● Assignment:
Return all lines in the data where the string "lieu" can be found.

● Recorded information:

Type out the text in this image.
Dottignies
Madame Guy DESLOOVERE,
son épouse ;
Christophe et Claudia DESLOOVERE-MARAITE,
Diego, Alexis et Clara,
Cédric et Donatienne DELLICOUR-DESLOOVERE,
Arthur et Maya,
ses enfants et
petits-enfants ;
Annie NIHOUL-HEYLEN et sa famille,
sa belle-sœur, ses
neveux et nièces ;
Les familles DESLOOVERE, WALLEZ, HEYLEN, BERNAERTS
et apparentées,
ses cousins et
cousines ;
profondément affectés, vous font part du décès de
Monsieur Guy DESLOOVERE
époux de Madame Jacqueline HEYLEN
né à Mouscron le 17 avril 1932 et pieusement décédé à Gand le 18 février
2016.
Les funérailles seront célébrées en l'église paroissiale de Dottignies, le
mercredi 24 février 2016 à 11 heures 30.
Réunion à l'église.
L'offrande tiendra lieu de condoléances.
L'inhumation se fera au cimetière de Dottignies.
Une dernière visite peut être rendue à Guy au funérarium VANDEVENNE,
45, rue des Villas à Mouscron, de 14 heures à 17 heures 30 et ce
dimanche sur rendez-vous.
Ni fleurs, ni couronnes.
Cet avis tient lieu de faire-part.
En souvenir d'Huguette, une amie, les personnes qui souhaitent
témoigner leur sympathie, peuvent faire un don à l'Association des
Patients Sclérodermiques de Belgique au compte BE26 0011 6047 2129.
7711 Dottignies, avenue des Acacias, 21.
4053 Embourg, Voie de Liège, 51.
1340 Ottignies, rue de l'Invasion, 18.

● Answer to the exercise:
L'offrande tiendra lieu de condoléances.
Cet avis tient lieu de faire-part.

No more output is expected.